■ **SET TASK**
Filter the records below and copy every line containing the word "Theory".

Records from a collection

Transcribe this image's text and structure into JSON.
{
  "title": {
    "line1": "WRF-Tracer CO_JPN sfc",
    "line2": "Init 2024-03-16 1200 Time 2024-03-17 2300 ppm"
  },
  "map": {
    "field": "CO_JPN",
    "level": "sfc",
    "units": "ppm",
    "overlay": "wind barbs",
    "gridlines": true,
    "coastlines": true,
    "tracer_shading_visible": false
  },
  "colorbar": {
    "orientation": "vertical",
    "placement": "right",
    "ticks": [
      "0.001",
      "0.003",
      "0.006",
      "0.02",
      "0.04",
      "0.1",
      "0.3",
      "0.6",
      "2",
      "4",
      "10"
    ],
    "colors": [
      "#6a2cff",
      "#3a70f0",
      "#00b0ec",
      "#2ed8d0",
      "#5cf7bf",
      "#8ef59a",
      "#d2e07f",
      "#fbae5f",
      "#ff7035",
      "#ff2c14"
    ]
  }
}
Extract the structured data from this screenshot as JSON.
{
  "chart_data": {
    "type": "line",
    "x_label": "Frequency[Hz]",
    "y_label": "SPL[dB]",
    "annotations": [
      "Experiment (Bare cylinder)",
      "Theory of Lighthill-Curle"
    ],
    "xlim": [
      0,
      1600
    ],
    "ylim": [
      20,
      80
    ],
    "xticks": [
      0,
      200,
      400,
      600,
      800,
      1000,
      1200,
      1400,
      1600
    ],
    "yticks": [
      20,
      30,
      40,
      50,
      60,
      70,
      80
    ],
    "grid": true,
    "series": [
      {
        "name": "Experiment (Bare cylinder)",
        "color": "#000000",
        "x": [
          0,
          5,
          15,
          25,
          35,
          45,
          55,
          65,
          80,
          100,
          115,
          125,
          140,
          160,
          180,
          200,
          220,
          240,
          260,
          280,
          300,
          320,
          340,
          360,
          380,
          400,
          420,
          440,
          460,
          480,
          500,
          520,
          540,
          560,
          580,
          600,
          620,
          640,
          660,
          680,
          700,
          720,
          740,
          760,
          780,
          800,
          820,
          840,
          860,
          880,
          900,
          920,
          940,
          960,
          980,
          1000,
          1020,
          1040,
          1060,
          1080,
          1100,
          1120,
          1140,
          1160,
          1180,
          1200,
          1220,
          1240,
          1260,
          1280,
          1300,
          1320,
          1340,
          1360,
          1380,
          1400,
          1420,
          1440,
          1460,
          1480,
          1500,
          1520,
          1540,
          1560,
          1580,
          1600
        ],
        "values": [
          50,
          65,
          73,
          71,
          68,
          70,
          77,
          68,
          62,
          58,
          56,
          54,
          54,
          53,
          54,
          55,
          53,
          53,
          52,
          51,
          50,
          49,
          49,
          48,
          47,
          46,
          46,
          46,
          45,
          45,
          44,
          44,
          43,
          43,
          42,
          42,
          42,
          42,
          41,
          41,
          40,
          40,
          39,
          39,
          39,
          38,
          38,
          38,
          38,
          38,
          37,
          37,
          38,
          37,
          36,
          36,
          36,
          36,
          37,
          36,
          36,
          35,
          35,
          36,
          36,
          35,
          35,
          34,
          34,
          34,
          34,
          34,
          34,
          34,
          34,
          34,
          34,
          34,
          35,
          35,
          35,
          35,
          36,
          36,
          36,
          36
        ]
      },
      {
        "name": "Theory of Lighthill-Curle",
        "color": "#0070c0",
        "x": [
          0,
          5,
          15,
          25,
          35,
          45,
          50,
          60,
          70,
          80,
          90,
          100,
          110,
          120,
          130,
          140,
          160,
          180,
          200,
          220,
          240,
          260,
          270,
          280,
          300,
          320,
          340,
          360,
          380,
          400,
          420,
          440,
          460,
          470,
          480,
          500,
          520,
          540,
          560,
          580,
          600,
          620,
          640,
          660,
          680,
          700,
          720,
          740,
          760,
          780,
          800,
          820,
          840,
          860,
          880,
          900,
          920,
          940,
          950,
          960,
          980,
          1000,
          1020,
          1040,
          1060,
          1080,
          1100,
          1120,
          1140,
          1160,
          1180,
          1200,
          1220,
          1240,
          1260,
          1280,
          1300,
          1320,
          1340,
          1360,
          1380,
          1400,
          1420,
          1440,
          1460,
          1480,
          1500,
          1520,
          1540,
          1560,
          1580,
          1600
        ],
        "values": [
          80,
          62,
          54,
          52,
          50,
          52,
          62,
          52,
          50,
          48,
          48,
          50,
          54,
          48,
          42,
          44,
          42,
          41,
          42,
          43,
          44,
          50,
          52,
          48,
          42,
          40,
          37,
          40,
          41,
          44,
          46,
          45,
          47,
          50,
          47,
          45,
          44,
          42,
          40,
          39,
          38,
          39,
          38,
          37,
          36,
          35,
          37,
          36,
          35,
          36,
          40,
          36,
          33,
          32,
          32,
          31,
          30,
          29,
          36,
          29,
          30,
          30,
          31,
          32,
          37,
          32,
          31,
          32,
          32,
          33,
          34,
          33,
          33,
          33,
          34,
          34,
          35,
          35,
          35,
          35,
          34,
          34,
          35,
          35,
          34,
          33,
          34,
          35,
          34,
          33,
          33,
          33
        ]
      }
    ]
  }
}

■ **OUTPUT OF THE EXERCISE**
      "Theory of Lighthill-Curle"
        "name": "Theory of Lighthill-Curle",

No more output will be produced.